Begin EXCERPTED DATA

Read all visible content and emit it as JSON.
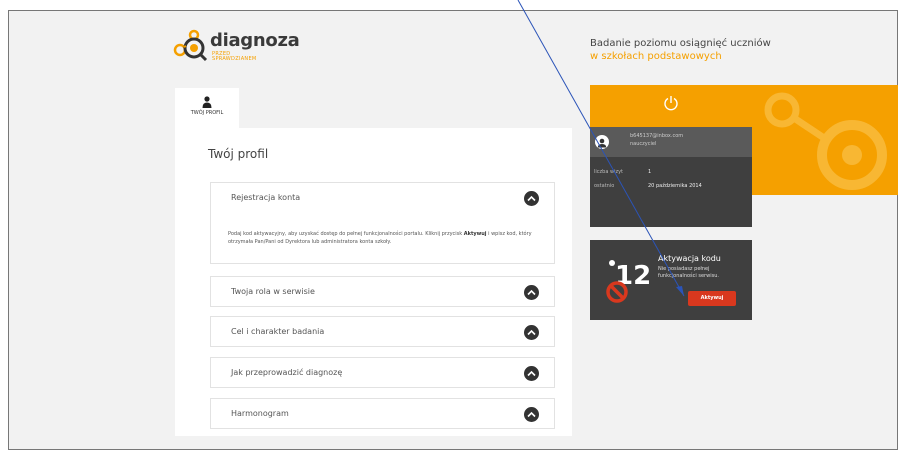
{
  "brand": {
    "name": "diagnoza",
    "subtitle_line1": "PRZED",
    "subtitle_line2": "SPRAWDZIANEM"
  },
  "header": {
    "tagline_line1": "Badanie poziomu osiągnięć uczniów",
    "tagline_line2": "w szkołach podstawowych"
  },
  "tabs": [
    {
      "label": "TWÓJ PROFIL",
      "icon": "person-icon",
      "active": true
    }
  ],
  "main": {
    "title": "Twój profil",
    "sections": [
      {
        "title": "Rejestracja konta",
        "expanded": true,
        "body_pre": "Podaj kod aktywacyjny, aby uzyskać dostęp do pełnej funkcjonalności portalu. Kliknij przycisk ",
        "body_bold": "Aktywuj",
        "body_post": " i wpisz kod, który otrzymała Pan/Pani od Dyrektora lub administratora konta szkoły."
      },
      {
        "title": "Twoja rola w serwisie",
        "expanded": false
      },
      {
        "title": "Cel i charakter badania",
        "expanded": false
      },
      {
        "title": "Jak przeprowadzić diagnozę",
        "expanded": false
      },
      {
        "title": "Harmonogram",
        "expanded": false
      }
    ]
  },
  "profile": {
    "email": "b645137@inbox.com",
    "role": "nauczyciel",
    "visits_label": "liczba wizyt",
    "visits_value": "1",
    "since_label": "ostatnio",
    "since_value": "20 października 2014"
  },
  "activation": {
    "title": "Aktywacja kodu",
    "desc": "Nie posiadasz pełnej funkcjonalności serwisu.",
    "button": "Aktywuj",
    "badge_text": "12"
  },
  "colors": {
    "accent": "#f5a000",
    "dark": "#3f3f3f",
    "button": "#d9381e",
    "annotation": "#2b54b8"
  }
}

End EXCERPTED DATA

## BRIEF
Repeat the entries exactly. Pictures are excluded from the copy.

## RESULT
Read all visible content and emit it as JSON.
{
  "brand": {
    "name": "diagnoza",
    "subtitle_line1": "PRZED",
    "subtitle_line2": "SPRAWDZIANEM"
  },
  "header": {
    "tagline_line1": "Badanie poziomu osiągnięć uczniów",
    "tagline_line2": "w szkołach podstawowych"
  },
  "tabs": [
    {
      "label": "TWÓJ PROFIL",
      "icon": "person-icon",
      "active": true
    }
  ],
  "main": {
    "title": "Twój profil",
    "sections": [
      {
        "title": "Rejestracja konta",
        "expanded": true,
        "body_pre": "Podaj kod aktywacyjny, aby uzyskać dostęp do pełnej funkcjonalności portalu. Kliknij przycisk ",
        "body_bold": "Aktywuj",
        "body_post": " i wpisz kod, który otrzymała Pan/Pani od Dyrektora lub administratora konta szkoły."
      },
      {
        "title": "Twoja rola w serwisie",
        "expanded": false
      },
      {
        "title": "Cel i charakter badania",
        "expanded": false
      },
      {
        "title": "Jak przeprowadzić diagnozę",
        "expanded": false
      },
      {
        "title": "Harmonogram",
        "expanded": false
      }
    ]
  },
  "profile": {
    "email": "b645137@inbox.com",
    "role": "nauczyciel",
    "visits_label": "liczba wizyt",
    "visits_value": "1",
    "since_label": "ostatnio",
    "since_value": "20 października 2014"
  },
  "activation": {
    "title": "Aktywacja kodu",
    "desc": "Nie posiadasz pełnej funkcjonalności serwisu.",
    "button": "Aktywuj",
    "badge_text": "12"
  },
  "colors": {
    "accent": "#f5a000",
    "dark": "#3f3f3f",
    "button": "#d9381e",
    "annotation": "#2b54b8"
  }
}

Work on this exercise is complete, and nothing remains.